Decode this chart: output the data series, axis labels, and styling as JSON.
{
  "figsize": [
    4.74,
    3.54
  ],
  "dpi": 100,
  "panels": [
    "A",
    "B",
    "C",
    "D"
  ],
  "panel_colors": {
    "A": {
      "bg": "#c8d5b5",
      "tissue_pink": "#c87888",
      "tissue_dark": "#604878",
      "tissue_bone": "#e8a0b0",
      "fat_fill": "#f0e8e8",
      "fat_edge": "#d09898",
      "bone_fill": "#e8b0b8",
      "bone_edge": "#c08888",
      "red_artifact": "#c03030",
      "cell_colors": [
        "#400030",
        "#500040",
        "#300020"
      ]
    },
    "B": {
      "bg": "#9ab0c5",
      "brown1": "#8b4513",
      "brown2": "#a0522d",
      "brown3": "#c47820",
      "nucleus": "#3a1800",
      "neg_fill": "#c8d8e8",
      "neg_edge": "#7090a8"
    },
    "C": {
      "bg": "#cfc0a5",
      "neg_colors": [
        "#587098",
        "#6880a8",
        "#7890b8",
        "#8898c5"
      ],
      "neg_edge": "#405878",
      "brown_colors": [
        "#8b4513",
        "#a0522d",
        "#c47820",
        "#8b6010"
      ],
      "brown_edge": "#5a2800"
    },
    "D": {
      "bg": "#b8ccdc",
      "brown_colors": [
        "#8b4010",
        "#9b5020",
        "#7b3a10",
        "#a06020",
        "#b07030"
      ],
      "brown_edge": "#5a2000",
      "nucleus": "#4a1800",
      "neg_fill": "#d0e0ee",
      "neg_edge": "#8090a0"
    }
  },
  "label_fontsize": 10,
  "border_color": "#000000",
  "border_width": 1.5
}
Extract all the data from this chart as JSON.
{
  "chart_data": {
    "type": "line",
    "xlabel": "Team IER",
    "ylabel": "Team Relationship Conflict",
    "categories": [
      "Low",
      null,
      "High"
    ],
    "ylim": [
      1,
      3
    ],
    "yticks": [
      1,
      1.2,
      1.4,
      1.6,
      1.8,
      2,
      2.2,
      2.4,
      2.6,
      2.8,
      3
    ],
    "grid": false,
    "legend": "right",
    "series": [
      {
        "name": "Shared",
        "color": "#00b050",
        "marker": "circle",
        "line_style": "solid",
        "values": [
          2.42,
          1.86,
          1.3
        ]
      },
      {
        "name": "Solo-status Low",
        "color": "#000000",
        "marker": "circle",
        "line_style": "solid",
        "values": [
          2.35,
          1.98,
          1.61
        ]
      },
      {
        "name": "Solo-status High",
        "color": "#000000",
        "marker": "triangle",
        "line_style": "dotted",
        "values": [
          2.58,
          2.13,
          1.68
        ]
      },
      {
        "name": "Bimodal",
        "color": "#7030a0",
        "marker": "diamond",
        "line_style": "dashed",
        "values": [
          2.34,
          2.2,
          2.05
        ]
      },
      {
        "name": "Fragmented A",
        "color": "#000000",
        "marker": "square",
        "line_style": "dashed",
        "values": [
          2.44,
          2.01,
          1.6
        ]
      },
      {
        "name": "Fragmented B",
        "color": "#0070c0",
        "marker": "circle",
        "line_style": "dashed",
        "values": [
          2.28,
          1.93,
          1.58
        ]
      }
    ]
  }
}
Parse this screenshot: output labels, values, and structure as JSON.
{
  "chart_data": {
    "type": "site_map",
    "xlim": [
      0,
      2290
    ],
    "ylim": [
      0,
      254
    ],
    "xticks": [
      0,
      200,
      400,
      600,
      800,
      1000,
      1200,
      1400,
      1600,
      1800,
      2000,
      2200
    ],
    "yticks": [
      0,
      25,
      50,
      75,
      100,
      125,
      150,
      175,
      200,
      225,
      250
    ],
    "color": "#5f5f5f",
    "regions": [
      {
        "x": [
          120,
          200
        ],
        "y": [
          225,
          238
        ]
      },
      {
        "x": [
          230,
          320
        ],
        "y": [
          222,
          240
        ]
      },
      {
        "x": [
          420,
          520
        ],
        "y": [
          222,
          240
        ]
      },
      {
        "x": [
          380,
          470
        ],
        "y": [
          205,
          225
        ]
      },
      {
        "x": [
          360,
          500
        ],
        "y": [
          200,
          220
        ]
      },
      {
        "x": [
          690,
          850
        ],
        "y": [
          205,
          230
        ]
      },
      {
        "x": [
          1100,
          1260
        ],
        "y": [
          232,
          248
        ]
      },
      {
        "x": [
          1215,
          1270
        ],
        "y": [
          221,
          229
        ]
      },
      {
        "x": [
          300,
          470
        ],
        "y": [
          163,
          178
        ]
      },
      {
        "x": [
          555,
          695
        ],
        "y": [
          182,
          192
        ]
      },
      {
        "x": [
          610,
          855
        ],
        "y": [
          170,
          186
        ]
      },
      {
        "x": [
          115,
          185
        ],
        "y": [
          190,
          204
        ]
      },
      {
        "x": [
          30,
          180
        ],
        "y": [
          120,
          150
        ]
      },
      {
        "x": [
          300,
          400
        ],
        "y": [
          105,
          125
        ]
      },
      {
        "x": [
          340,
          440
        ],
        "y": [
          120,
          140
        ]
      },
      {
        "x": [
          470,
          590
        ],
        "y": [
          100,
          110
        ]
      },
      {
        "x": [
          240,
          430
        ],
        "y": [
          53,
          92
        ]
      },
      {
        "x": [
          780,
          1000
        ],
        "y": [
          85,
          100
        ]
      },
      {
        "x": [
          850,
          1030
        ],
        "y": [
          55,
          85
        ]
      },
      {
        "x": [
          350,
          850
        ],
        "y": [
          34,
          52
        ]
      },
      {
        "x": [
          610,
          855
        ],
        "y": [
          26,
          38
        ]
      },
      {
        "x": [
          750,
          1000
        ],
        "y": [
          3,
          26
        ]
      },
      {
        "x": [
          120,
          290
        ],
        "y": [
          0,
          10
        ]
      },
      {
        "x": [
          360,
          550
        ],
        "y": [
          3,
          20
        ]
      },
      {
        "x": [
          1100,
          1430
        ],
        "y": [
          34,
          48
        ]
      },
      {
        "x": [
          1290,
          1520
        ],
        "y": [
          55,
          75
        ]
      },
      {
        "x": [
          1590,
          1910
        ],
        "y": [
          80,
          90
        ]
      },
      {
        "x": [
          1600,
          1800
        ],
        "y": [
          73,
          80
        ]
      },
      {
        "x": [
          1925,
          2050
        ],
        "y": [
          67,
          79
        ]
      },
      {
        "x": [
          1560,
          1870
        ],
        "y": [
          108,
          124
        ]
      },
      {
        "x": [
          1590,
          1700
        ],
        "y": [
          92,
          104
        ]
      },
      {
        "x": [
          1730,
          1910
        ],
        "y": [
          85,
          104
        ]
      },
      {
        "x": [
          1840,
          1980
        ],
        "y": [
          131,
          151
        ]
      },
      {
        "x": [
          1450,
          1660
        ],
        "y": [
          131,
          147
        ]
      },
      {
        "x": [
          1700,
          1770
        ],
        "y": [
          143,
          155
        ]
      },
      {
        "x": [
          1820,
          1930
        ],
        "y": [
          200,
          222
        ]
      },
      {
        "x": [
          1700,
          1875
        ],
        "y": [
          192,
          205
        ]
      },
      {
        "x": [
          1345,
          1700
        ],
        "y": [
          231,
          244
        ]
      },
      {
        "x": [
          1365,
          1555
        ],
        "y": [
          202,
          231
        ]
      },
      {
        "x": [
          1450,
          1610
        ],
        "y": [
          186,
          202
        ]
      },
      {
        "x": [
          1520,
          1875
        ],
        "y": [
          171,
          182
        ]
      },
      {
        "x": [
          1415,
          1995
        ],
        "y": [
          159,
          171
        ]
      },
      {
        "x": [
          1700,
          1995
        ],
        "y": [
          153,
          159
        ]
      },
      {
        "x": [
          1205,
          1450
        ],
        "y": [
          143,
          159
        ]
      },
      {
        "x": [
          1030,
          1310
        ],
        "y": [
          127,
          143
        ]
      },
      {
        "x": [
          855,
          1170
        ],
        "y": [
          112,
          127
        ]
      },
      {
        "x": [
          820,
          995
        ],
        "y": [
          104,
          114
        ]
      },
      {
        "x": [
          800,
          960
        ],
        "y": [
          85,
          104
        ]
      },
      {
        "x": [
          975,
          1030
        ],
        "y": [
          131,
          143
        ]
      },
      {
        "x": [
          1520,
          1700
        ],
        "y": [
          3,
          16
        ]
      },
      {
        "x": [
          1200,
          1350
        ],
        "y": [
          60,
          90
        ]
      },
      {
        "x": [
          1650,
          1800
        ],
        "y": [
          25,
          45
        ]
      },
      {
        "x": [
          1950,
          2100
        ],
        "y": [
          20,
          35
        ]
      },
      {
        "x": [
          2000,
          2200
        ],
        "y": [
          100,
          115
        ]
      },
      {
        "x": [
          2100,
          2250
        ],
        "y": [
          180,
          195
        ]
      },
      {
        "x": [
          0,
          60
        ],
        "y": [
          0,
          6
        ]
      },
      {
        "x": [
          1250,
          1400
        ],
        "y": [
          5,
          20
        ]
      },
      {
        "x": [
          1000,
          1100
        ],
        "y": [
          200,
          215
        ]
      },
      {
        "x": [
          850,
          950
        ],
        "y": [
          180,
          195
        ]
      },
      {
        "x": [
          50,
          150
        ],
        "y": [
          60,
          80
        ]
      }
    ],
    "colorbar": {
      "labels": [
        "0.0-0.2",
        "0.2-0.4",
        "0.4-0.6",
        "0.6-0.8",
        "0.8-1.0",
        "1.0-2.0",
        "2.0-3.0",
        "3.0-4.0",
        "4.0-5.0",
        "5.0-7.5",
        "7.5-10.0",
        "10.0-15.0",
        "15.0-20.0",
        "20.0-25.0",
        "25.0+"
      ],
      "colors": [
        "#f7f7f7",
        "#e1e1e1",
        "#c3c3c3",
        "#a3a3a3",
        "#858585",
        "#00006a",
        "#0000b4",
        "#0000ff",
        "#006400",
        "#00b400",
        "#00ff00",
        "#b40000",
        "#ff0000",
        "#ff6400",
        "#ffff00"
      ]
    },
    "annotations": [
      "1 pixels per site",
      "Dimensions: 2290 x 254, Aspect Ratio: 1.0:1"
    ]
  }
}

════════════════

Report how many lines in the data contain the word "labels", with no words besides the number.

3